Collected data
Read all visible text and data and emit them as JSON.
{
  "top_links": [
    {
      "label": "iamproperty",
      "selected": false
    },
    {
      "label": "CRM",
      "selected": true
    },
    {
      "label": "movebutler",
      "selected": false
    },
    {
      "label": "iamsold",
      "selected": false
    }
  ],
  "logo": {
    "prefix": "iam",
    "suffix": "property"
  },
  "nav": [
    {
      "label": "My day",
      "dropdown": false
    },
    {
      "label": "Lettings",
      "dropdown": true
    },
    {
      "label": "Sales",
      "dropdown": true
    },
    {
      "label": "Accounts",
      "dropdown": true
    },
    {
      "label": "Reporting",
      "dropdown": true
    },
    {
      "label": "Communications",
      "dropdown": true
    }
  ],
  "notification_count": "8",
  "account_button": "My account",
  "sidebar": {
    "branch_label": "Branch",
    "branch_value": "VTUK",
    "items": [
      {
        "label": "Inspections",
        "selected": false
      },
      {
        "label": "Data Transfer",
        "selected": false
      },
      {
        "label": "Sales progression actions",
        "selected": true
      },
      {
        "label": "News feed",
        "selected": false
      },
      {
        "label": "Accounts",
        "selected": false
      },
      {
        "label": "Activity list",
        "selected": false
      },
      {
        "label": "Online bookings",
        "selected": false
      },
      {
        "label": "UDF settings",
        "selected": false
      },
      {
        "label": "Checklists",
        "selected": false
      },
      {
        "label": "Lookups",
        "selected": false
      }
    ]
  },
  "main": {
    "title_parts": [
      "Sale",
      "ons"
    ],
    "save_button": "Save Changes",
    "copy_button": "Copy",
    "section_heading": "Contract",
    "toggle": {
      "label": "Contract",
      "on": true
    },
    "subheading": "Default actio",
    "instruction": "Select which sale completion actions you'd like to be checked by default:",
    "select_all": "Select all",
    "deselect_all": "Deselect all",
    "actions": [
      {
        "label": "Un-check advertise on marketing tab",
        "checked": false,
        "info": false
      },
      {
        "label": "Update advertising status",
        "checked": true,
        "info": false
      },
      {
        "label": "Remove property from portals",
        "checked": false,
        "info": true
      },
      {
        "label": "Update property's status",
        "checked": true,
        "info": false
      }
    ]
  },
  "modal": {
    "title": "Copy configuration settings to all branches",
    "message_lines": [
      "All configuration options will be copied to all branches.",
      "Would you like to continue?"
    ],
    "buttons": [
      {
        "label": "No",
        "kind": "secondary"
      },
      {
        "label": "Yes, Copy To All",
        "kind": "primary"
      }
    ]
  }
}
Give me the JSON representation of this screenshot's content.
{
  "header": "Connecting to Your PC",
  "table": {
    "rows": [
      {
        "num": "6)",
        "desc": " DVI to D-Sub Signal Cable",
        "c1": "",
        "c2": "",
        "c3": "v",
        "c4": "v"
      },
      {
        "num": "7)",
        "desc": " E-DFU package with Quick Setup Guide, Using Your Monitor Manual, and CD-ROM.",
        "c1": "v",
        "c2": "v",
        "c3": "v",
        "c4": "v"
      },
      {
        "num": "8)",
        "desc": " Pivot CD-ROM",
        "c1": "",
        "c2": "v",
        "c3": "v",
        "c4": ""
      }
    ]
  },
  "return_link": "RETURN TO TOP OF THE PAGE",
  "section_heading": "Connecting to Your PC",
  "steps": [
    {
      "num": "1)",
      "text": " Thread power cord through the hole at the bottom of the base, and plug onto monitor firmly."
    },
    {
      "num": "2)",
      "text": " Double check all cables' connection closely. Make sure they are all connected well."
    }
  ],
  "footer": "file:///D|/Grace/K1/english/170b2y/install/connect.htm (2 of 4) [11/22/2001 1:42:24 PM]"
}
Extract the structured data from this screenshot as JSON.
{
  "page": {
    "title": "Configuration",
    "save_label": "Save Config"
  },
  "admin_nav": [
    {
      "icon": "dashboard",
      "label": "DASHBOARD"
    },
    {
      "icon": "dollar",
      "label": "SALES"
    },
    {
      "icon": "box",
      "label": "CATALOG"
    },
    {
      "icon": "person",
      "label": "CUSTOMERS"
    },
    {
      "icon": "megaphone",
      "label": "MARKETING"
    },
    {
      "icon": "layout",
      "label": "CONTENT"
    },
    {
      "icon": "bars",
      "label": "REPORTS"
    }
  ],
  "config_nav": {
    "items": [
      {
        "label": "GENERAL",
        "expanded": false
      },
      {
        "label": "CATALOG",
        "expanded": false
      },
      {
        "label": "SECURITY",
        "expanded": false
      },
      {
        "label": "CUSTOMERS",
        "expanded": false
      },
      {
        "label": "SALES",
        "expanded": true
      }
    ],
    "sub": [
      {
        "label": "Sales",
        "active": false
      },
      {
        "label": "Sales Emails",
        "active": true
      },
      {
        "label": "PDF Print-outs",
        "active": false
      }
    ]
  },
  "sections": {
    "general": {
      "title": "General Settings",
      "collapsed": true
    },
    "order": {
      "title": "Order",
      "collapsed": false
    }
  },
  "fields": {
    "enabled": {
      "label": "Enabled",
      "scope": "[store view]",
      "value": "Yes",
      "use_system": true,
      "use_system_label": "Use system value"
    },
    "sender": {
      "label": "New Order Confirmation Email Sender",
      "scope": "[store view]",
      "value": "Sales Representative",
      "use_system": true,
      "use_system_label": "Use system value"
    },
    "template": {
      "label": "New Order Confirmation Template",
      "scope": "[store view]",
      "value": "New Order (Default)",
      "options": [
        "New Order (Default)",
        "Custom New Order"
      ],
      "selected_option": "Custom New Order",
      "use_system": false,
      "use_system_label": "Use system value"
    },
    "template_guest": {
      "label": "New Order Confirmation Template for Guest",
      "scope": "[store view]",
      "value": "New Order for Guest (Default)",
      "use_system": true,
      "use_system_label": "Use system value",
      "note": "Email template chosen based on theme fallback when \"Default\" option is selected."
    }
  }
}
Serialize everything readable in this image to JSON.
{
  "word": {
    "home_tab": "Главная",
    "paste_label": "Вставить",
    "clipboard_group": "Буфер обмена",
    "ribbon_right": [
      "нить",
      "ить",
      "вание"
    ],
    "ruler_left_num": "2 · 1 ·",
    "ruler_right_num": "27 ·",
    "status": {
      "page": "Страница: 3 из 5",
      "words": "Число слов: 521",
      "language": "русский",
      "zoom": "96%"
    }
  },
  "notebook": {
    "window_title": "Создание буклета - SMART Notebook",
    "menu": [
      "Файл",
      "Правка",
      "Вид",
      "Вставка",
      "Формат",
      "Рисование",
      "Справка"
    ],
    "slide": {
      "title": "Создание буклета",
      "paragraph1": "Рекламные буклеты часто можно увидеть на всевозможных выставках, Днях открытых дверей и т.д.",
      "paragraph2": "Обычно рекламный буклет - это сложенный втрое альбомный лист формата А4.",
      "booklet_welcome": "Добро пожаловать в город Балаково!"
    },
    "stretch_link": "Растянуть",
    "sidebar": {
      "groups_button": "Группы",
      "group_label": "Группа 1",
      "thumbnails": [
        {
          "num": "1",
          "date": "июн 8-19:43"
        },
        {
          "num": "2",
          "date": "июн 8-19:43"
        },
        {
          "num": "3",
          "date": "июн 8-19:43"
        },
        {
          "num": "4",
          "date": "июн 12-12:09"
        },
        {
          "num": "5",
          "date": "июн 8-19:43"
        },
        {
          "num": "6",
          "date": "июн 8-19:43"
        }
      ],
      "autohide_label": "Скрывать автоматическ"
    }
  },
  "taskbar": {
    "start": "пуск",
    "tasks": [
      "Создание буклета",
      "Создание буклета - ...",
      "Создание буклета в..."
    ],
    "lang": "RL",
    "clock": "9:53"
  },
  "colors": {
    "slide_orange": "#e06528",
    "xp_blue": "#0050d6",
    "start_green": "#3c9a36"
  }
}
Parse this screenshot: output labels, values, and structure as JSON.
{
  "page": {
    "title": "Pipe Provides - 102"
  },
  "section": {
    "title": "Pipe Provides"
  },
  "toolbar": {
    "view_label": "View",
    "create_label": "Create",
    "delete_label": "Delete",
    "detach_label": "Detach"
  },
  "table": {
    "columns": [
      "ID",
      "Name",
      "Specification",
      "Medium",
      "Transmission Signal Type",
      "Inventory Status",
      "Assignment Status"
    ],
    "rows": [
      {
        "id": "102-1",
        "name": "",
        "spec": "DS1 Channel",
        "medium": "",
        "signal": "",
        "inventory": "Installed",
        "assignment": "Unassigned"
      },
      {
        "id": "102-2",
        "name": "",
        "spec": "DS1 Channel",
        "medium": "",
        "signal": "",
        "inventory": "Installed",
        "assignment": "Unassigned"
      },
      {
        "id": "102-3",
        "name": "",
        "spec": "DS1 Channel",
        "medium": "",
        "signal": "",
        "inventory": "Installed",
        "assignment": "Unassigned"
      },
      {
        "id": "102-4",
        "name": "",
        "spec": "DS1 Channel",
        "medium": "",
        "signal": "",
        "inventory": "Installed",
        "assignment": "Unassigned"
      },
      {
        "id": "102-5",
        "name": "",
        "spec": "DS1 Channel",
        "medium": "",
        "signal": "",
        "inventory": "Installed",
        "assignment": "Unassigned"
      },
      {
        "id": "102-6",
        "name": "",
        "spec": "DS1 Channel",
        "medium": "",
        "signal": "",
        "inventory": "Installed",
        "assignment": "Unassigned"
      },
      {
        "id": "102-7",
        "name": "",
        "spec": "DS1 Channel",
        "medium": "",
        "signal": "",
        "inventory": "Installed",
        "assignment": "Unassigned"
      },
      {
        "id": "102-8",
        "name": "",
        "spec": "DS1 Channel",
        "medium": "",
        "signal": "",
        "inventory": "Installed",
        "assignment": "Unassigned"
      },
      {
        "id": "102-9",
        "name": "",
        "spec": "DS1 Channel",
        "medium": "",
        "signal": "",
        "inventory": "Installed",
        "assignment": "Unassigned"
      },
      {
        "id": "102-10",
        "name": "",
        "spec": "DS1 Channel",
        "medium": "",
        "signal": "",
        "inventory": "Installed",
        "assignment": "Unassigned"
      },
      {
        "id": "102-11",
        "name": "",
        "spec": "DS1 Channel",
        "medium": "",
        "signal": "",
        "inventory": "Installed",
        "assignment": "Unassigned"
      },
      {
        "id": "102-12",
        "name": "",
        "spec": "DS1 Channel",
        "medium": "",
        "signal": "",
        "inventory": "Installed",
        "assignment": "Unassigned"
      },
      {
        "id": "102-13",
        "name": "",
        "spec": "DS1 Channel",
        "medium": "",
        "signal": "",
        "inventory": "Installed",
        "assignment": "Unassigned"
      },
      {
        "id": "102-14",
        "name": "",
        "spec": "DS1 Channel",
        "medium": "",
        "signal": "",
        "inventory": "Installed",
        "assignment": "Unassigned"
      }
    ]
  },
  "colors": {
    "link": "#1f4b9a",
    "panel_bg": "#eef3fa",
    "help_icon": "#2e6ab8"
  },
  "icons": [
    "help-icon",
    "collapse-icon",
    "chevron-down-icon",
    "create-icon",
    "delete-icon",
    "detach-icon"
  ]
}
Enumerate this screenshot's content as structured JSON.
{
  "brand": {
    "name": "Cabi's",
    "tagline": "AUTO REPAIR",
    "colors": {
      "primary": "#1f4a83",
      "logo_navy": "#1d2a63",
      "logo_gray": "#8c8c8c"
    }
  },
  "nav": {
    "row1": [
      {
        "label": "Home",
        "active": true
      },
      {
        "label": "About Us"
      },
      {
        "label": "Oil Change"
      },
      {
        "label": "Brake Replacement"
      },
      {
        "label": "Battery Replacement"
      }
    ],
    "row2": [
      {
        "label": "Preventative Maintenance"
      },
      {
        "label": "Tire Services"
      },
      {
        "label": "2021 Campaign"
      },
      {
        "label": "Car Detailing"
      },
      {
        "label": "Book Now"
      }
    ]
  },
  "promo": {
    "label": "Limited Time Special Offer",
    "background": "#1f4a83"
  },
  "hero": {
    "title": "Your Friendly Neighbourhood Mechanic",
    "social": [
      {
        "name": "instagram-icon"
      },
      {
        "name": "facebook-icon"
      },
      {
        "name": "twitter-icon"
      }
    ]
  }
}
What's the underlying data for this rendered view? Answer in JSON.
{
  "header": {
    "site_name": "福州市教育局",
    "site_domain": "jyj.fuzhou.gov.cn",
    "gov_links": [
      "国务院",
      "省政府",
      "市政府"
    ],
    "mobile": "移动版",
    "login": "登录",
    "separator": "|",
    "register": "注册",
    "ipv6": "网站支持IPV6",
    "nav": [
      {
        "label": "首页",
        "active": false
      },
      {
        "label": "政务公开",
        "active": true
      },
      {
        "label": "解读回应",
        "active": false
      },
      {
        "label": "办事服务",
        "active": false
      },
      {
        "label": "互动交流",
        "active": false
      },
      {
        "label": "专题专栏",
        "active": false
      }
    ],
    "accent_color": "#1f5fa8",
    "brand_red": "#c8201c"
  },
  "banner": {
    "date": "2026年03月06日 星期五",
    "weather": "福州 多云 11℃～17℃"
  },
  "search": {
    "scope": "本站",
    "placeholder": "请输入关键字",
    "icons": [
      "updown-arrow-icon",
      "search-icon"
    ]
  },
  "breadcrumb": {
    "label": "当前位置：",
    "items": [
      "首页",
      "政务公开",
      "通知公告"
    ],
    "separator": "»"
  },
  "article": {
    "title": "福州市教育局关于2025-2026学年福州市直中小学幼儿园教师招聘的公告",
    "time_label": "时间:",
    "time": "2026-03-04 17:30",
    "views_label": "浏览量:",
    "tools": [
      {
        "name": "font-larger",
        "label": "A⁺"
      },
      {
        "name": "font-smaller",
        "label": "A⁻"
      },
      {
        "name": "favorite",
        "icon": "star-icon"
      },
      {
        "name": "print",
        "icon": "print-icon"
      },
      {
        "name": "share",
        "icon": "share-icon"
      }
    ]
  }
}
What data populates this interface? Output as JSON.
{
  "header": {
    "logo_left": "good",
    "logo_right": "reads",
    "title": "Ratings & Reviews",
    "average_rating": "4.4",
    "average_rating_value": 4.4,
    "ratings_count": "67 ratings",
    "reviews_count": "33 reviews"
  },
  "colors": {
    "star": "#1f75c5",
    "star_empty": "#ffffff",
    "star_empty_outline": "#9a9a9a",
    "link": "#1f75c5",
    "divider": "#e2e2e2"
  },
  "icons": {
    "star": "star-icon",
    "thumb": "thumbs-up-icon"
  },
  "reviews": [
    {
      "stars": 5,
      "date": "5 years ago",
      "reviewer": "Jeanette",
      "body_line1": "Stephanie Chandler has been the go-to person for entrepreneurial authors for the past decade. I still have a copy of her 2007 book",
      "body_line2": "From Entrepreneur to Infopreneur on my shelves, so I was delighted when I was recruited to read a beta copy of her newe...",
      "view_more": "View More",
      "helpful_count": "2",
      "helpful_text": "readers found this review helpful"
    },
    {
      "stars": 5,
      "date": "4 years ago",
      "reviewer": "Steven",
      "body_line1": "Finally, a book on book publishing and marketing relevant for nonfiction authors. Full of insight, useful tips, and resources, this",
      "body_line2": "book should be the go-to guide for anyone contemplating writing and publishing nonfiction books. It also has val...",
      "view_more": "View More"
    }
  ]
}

**Goal**
Among the lines of the material, find those that hold the word "Replacement" and copy them.

**The response**
        "label": "Brake Replacement"
        "label": "Battery Replacement"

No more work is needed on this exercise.